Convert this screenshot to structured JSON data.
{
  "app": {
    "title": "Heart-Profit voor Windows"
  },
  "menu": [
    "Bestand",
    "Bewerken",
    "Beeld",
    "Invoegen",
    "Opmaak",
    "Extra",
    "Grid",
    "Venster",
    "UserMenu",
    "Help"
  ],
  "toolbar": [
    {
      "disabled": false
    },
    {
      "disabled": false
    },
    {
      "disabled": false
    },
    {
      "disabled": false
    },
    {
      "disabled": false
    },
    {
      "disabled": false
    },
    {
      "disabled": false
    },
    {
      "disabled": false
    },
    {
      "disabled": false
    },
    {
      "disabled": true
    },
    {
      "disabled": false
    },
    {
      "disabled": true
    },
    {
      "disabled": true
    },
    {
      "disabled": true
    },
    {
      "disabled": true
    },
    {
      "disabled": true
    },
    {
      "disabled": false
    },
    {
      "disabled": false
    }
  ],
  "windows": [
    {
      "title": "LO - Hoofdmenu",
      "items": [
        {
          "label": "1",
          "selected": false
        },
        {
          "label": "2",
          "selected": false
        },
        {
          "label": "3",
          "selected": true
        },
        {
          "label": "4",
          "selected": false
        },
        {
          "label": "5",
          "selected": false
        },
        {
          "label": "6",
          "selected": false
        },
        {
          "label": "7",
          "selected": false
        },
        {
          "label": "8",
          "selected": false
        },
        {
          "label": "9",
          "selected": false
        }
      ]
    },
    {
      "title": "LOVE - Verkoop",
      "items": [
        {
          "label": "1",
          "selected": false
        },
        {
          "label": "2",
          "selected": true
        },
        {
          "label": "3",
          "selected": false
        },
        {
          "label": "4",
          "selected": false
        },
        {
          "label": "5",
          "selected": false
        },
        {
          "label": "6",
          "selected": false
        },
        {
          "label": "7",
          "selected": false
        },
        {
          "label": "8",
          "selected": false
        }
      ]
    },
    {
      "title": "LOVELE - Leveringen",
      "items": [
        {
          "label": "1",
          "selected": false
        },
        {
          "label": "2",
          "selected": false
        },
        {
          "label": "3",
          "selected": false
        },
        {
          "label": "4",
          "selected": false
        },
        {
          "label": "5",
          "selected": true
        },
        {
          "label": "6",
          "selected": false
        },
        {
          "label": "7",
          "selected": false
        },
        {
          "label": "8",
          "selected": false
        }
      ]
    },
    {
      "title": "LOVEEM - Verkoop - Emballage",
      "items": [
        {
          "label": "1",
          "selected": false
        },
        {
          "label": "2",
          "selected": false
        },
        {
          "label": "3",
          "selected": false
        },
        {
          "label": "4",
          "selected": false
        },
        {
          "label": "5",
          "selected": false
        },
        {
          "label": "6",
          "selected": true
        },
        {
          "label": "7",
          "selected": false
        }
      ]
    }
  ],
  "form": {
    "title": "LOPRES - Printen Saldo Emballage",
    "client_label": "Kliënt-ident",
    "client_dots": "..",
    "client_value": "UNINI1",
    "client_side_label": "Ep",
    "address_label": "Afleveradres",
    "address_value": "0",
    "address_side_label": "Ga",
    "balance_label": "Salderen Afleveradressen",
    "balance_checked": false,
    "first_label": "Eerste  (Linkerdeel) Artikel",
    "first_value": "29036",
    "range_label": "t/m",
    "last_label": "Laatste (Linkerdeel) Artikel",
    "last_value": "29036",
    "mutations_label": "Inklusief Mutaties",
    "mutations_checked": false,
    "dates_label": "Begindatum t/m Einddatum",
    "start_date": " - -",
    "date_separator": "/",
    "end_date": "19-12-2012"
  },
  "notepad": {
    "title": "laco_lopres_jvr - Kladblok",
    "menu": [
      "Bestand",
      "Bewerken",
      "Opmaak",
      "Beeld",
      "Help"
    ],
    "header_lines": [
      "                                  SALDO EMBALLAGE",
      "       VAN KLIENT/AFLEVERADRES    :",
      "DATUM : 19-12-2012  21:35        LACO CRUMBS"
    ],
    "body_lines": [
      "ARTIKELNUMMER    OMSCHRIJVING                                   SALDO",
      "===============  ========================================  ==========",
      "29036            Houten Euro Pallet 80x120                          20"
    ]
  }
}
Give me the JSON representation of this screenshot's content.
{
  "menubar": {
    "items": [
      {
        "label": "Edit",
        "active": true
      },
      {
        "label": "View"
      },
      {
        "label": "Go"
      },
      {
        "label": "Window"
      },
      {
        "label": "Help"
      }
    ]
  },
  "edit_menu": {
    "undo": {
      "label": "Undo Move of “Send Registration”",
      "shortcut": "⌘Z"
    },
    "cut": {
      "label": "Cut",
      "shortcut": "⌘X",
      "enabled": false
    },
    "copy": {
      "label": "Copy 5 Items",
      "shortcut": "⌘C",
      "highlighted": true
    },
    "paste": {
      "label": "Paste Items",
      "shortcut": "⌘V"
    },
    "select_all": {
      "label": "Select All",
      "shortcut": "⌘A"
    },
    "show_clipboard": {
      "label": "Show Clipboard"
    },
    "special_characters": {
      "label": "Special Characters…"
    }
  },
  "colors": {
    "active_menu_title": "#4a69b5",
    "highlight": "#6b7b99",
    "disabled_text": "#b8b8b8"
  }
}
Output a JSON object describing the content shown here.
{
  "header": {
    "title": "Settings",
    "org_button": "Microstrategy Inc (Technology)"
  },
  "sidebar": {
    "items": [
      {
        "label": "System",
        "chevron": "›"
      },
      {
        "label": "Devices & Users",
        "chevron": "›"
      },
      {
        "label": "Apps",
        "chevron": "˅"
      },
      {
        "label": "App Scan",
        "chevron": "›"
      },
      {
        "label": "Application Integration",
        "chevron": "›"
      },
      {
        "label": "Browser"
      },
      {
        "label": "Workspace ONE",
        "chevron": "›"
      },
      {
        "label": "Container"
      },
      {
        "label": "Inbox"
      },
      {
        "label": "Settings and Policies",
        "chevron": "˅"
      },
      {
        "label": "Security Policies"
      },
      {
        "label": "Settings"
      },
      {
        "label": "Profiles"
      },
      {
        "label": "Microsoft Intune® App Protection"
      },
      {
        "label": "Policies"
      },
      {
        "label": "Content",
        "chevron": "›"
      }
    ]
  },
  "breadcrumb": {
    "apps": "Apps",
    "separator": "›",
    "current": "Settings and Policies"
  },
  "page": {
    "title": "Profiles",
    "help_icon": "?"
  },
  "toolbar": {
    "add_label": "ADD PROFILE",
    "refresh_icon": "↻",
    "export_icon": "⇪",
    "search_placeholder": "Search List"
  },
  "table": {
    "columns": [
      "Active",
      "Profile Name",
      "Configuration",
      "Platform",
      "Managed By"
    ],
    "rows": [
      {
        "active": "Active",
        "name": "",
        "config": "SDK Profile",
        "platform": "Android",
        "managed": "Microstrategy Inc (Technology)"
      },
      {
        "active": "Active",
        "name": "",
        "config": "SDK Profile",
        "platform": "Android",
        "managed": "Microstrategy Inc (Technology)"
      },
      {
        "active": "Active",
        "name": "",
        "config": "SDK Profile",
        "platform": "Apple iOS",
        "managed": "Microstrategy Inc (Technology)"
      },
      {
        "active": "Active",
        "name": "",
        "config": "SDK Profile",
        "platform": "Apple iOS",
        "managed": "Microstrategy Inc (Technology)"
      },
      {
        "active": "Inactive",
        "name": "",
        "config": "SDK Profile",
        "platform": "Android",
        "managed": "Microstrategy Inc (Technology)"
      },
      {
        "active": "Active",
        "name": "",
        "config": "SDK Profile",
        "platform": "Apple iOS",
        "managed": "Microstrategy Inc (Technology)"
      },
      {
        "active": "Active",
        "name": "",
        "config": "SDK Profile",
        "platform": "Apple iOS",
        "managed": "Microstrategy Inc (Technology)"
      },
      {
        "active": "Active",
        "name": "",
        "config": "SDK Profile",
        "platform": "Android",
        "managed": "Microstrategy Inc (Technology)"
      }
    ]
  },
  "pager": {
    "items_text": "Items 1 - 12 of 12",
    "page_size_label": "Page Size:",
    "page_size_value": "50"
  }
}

- _THE PROBLEM_
Go through the records and gather the lines that hold "screenshot".

- _FULL OUTPUT_
Convert this screenshot to structured JSON data.
Give me the JSON representation of this screenshot's content.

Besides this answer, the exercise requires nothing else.